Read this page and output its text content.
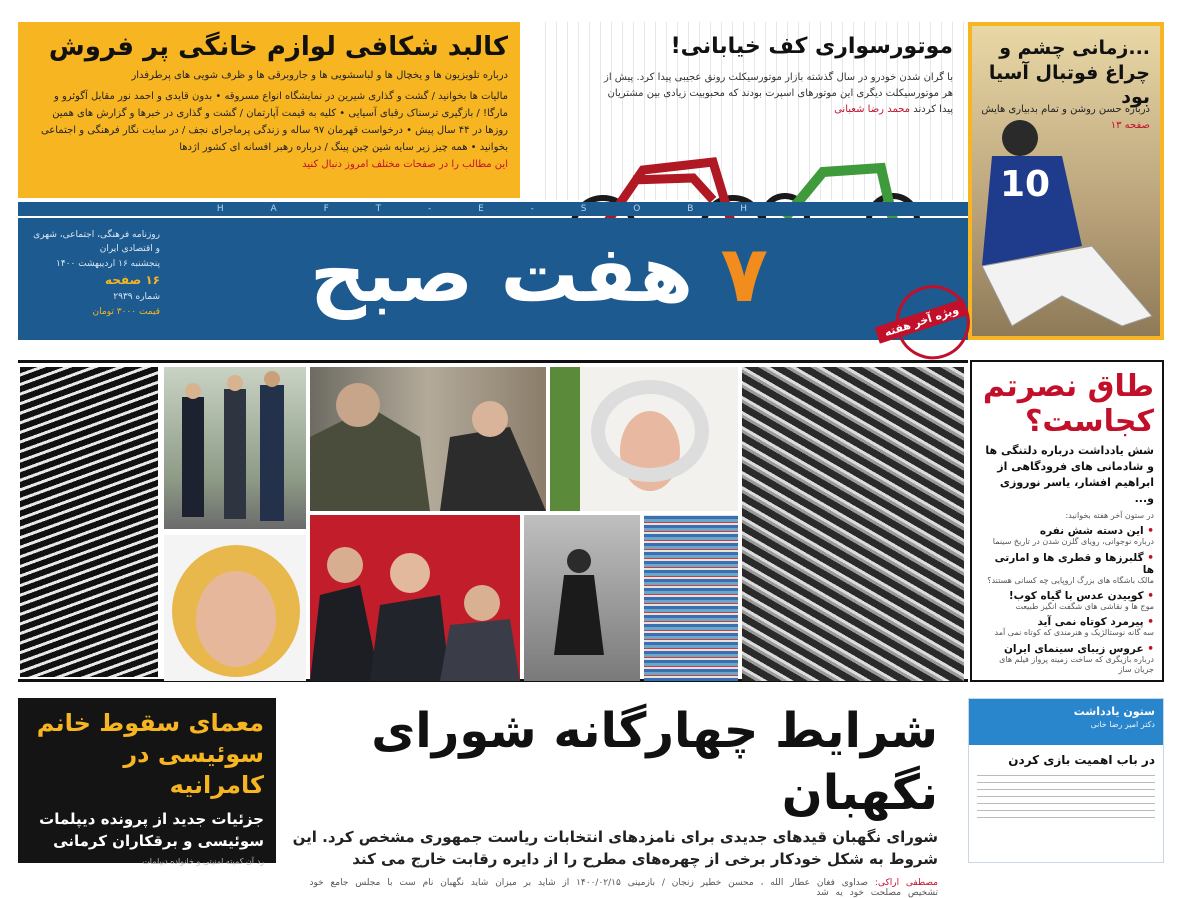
کالبد شکافی لوازم خانگی پر فروش
درباره تلویزیون ها و یخچال ها و لباسشویی ها و جاروبرقی ها و ظرف شویی های پرطرفدار
مالیات ها بخوانید / گشت و گذاری شیرین در نمایشگاه انواع مسروقه • بدون قایدی و احمد نور مقابل آگوئرو و مارگا! / بازگیری ترسناک رقبای آسیایی • کلیه به قیمت آپارتمان / گشت و گذاری در خبرها و گزارش های همین روزها در ۴۴ سال پیش • درخواست قهرمان ۹۷ ساله و زندگی پرماجرای نجف / در سایت نگار فرهنگی و اجتماعی بخوانید • همه چیز زیر سایه شین چین پینگ / درباره رهبر افسانه ای کشور اژدها
این مطالب را در صفحات مختلف امروز دنبال کنید
موتورسواری کف خیابانی!
با گران شدن خودرو در سال گذشته بازار موتورسیکلت رونق عجیبی پیدا کرد. پیش از هر موتورسیکلت دیگری این موتورهای اسپرت بودند که محبوبیت زیادی بین مشتریان پیدا کردند محمد رضا شعبانی
...زمانی چشم و چراغ فوتبال آسیا بود
درباره حسن روشن و تمام بدبیاری هایش صفحه ۱۳
10
H A F T - E - S O B H
۷ هفت صبح
روزنامه فرهنگی، اجتماعی، شهری و اقتصادی ایران
پنجشنبه ۱۶ اردیبهشت ۱۴۰۰
۱۶ صفحه
شماره ۲۹۳۹
قیمت ۳۰۰۰ تومان	ویژه آخر هفته
طاق نصرتم کجاست؟
شش یادداشت درباره دلتنگی ها و شادمانی های فرودگاهی از ابراهیم افشار، یاسر نوروزی و...
در ستون آخر هفته بخوانید:
• این دسته شش نفره
درباره نوجوانی، رویای گلزن شدن در تاریخ سینما
• گلبرزها و قطری ها و امارتی ها
مالک باشگاه های بزرگ اروپایی چه کسانی هستند؟
• کوبیدن عدس با گیاه کوب!
موج ها و نقاشی های شگفت انگیز طبیعت
• پیرمرد کوتاه نمی آید
سه گانه نوستالژیک و هنرمندی که کوتاه نمی آمد
• عروس زیبای سینمای ایران
درباره بازیگری که ساخت زمینه پرواز فیلم های جریان ساز
معمای سقوط خانم سوئیسی در کامرانیه
جزئیات جدید از پرونده دیپلمات سوئیسی و برقکاران کرمانی
رد آن کمیته امنیتی و خانواده دیپلمات
شرایط چهارگانه شورای نگهبان
شورای نگهبان قیدهای جدیدی برای نامزدهای انتخابات ریاست جمهوری مشخص کرد. این شروط به شکل خودکار برخی از چهره‌های مطرح را از دایره رقابت خارج می کند
مصطفی اراکی: صداوی فغان عطار الله ، محسن خطیر زنجان / بازمینی ۱۴۰۰/۰۲/۱۵ از شاید بر میزان شاید نگهبان نام ست با مجلس جامع خود تشخیص مصلحت خود یه شد
ستون یادداشت
دکتر امیر رضا خانی
در باب اهمیت بازی کردن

□ □ □

### Problem
Identify and extract each line of the listing that contains "شورای".

### Correct result
شرایط چهارگانه شورای نگهبان
شورای نگهبان قیدهای جدیدی برای نامزدهای انتخابات ریاست جمهوری مشخص کرد. این شروط به شکل خودکار برخی از چهره‌های مطرح را از دایره رقابت خارج می کند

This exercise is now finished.